Instructions for the task:
Return the full material exactly.

Dataset entries:
################
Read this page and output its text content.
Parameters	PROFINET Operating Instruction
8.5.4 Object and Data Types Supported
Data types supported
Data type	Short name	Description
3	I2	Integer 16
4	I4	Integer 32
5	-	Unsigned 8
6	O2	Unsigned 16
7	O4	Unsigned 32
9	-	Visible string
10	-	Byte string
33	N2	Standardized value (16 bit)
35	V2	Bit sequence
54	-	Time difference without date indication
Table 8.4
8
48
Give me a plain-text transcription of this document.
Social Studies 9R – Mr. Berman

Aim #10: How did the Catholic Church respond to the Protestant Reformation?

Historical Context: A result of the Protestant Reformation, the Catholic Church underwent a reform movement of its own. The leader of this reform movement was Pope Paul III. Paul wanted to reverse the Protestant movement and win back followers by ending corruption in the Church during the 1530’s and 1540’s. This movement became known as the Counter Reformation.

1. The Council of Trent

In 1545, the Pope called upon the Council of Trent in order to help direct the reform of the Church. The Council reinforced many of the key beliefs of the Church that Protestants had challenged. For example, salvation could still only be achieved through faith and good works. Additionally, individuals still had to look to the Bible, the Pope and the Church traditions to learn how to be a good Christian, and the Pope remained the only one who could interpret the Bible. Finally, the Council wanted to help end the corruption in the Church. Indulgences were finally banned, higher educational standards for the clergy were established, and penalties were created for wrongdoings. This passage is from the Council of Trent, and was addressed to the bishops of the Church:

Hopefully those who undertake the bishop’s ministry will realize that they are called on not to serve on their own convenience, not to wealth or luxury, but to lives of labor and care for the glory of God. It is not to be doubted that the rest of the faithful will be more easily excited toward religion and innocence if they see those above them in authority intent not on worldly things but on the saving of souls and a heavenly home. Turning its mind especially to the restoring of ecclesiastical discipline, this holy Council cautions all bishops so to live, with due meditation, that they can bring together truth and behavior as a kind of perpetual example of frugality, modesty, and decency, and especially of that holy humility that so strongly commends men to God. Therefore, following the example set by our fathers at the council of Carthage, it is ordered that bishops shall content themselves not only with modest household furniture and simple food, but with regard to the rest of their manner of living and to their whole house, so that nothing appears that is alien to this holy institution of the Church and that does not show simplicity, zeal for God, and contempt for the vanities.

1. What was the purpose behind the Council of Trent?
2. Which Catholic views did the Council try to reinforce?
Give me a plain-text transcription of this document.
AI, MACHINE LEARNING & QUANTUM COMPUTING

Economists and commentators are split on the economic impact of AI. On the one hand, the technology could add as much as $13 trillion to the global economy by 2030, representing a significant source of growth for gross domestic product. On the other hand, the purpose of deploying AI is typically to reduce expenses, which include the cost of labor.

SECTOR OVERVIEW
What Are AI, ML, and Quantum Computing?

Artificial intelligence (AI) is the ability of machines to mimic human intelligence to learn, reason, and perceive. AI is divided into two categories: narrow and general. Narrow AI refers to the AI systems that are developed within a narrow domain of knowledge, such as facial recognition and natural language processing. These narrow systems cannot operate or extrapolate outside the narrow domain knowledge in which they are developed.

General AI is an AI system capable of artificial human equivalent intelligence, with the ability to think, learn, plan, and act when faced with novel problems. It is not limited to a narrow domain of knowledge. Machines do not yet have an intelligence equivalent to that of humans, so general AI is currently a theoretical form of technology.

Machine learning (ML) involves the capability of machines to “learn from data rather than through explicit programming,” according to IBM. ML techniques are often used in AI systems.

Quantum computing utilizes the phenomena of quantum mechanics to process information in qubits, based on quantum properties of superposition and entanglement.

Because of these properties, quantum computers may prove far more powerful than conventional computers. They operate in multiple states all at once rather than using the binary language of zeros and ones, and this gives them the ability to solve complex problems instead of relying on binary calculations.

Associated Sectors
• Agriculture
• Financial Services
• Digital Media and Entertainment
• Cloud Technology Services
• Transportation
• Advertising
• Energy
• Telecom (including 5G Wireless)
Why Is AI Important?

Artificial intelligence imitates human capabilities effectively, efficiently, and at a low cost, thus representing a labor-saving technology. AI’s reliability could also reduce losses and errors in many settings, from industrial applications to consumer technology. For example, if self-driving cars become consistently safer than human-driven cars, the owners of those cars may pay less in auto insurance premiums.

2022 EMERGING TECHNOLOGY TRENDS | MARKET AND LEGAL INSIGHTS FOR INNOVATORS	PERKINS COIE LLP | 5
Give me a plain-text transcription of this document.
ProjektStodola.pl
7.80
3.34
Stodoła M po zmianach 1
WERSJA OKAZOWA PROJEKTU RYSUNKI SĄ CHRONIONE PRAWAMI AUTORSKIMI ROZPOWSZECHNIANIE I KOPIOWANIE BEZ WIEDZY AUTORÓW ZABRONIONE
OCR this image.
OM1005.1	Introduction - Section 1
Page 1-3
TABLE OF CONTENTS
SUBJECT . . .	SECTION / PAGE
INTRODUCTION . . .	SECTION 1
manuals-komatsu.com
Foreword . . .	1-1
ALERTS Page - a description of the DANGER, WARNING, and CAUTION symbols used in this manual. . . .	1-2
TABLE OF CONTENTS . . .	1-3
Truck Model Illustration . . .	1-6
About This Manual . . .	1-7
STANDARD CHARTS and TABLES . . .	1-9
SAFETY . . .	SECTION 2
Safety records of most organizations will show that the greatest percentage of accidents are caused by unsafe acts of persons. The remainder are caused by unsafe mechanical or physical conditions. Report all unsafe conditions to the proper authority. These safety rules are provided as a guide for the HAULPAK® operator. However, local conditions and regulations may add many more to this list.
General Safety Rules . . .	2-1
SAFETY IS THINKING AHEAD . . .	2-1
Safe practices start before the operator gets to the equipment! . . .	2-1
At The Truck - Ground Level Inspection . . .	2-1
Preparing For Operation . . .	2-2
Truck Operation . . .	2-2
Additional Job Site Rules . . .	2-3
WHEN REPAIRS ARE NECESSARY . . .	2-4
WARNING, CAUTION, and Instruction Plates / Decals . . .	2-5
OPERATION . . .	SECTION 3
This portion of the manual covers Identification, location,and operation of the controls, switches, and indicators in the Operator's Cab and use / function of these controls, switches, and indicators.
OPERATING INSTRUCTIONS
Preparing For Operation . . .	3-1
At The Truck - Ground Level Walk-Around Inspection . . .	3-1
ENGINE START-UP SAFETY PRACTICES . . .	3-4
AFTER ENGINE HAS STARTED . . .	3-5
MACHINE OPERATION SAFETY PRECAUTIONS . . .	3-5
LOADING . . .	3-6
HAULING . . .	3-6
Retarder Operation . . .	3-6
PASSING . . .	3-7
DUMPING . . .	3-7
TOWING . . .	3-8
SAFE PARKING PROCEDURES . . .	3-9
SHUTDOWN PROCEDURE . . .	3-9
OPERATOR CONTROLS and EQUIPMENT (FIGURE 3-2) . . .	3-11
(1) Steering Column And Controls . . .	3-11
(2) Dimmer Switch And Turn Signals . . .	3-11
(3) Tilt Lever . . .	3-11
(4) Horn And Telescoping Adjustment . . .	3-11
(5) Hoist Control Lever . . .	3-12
################
Result of this exercise:
Read this page and output its text content.
Parameters	PROFINET Operating Instruction
8.5.4 Object and Data Types Supported
Data types supported
Data type	Short name	Description
3	I2	Integer 16
4	I4	Integer 32
5	-	Unsigned 8
6	O2	Unsigned 16
7	O4	Unsigned 32
9	-	Visible string
10	-	Byte string
33	N2	Standardized value (16 bit)
35	V2	Bit sequence
54	-	Time difference without date indication
Table 8.4
8
48
Give me a plain-text transcription of this document.
Social Studies 9R – Mr. Berman

Aim #10: How did the Catholic Church respond to the Protestant Reformation?

Historical Context: A result of the Protestant Reformation, the Catholic Church underwent a reform movement of its own. The leader of this reform movement was Pope Paul III. Paul wanted to reverse the Protestant movement and win back followers by ending corruption in the Church during the 1530’s and 1540’s. This movement became known as the Counter Reformation.

1. The Council of Trent

In 1545, the Pope called upon the Council of Trent in order to help direct the reform of the Church. The Council reinforced many of the key beliefs of the Church that Protestants had challenged. For example, salvation could still only be achieved through faith and good works. Additionally, individuals still had to look to the Bible, the Pope and the Church traditions to learn how to be a good Christian, and the Pope remained the only one who could interpret the Bible. Finally, the Council wanted to help end the corruption in the Church. Indulgences were finally banned, higher educational standards for the clergy were established, and penalties were created for wrongdoings. This passage is from the Council of Trent, and was addressed to the bishops of the Church:

Hopefully those who undertake the bishop’s ministry will realize that they are called on not to serve on their own convenience, not to wealth or luxury, but to lives of labor and care for the glory of God. It is not to be doubted that the rest of the faithful will be more easily excited toward religion and innocence if they see those above them in authority intent not on worldly things but on the saving of souls and a heavenly home. Turning its mind especially to the restoring of ecclesiastical discipline, this holy Council cautions all bishops so to live, with due meditation, that they can bring together truth and behavior as a kind of perpetual example of frugality, modesty, and decency, and especially of that holy humility that so strongly commends men to God. Therefore, following the example set by our fathers at the council of Carthage, it is ordered that bishops shall content themselves not only with modest household furniture and simple food, but with regard to the rest of their manner of living and to their whole house, so that nothing appears that is alien to this holy institution of the Church and that does not show simplicity, zeal for God, and contempt for the vanities.

1. What was the purpose behind the Council of Trent?
2. Which Catholic views did the Council try to reinforce?
Give me a plain-text transcription of this document.
AI, MACHINE LEARNING & QUANTUM COMPUTING

Economists and commentators are split on the economic impact of AI. On the one hand, the technology could add as much as $13 trillion to the global economy by 2030, representing a significant source of growth for gross domestic product. On the other hand, the purpose of deploying AI is typically to reduce expenses, which include the cost of labor.

SECTOR OVERVIEW
What Are AI, ML, and Quantum Computing?

Artificial intelligence (AI) is the ability of machines to mimic human intelligence to learn, reason, and perceive. AI is divided into two categories: narrow and general. Narrow AI refers to the AI systems that are developed within a narrow domain of knowledge, such as facial recognition and natural language processing. These narrow systems cannot operate or extrapolate outside the narrow domain knowledge in which they are developed.

General AI is an AI system capable of artificial human equivalent intelligence, with the ability to think, learn, plan, and act when faced with novel problems. It is not limited to a narrow domain of knowledge. Machines do not yet have an intelligence equivalent to that of humans, so general AI is currently a theoretical form of technology.

Machine learning (ML) involves the capability of machines to “learn from data rather than through explicit programming,” according to IBM. ML techniques are often used in AI systems.

Quantum computing utilizes the phenomena of quantum mechanics to process information in qubits, based on quantum properties of superposition and entanglement.

Because of these properties, quantum computers may prove far more powerful than conventional computers. They operate in multiple states all at once rather than using the binary language of zeros and ones, and this gives them the ability to solve complex problems instead of relying on binary calculations.

Associated Sectors
• Agriculture
• Financial Services
• Digital Media and Entertainment
• Cloud Technology Services
• Transportation
• Advertising
• Energy
• Telecom (including 5G Wireless)
Why Is AI Important?

Artificial intelligence imitates human capabilities effectively, efficiently, and at a low cost, thus representing a labor-saving technology. AI’s reliability could also reduce losses and errors in many settings, from industrial applications to consumer technology. For example, if self-driving cars become consistently safer than human-driven cars, the owners of those cars may pay less in auto insurance premiums.

2022 EMERGING TECHNOLOGY TRENDS | MARKET AND LEGAL INSIGHTS FOR INNOVATORS	PERKINS COIE LLP | 5
Give me a plain-text transcription of this document.
ProjektStodola.pl
7.80
3.34
Stodoła M po zmianach 1
WERSJA OKAZOWA PROJEKTU RYSUNKI SĄ CHRONIONE PRAWAMI AUTORSKIMI ROZPOWSZECHNIANIE I KOPIOWANIE BEZ WIEDZY AUTORÓW ZABRONIONE
OCR this image.
OM1005.1	Introduction - Section 1
Page 1-3
TABLE OF CONTENTS
SUBJECT . . .	SECTION / PAGE
INTRODUCTION . . .	SECTION 1
manuals-komatsu.com
Foreword . . .	1-1
ALERTS Page - a description of the DANGER, WARNING, and CAUTION symbols used in this manual. . . .	1-2
TABLE OF CONTENTS . . .	1-3
Truck Model Illustration . . .	1-6
About This Manual . . .	1-7
STANDARD CHARTS and TABLES . . .	1-9
SAFETY . . .	SECTION 2
Safety records of most organizations will show that the greatest percentage of accidents are caused by unsafe acts of persons. The remainder are caused by unsafe mechanical or physical conditions. Report all unsafe conditions to the proper authority. These safety rules are provided as a guide for the HAULPAK® operator. However, local conditions and regulations may add many more to this list.
General Safety Rules . . .	2-1
SAFETY IS THINKING AHEAD . . .	2-1
Safe practices start before the operator gets to the equipment! . . .	2-1
At The Truck - Ground Level Inspection . . .	2-1
Preparing For Operation . . .	2-2
Truck Operation . . .	2-2
Additional Job Site Rules . . .	2-3
WHEN REPAIRS ARE NECESSARY . . .	2-4
WARNING, CAUTION, and Instruction Plates / Decals . . .	2-5
OPERATION . . .	SECTION 3
This portion of the manual covers Identification, location,and operation of the controls, switches, and indicators in the Operator's Cab and use / function of these controls, switches, and indicators.
OPERATING INSTRUCTIONS
Preparing For Operation . . .	3-1
At The Truck - Ground Level Walk-Around Inspection . . .	3-1
ENGINE START-UP SAFETY PRACTICES . . .	3-4
AFTER ENGINE HAS STARTED . . .	3-5
MACHINE OPERATION SAFETY PRECAUTIONS . . .	3-5
LOADING . . .	3-6
HAULING . . .	3-6
Retarder Operation . . .	3-6
PASSING . . .	3-7
DUMPING . . .	3-7
TOWING . . .	3-8
SAFE PARKING PROCEDURES . . .	3-9
SHUTDOWN PROCEDURE . . .	3-9
OPERATOR CONTROLS and EQUIPMENT (FIGURE 3-2) . . .	3-11
(1) Steering Column And Controls . . .	3-11
(2) Dimmer Switch And Turn Signals . . .	3-11
(3) Tilt Lever . . .	3-11
(4) Horn And Telescoping Adjustment . . .	3-11
(5) Hoist Control Lever . . .	3-12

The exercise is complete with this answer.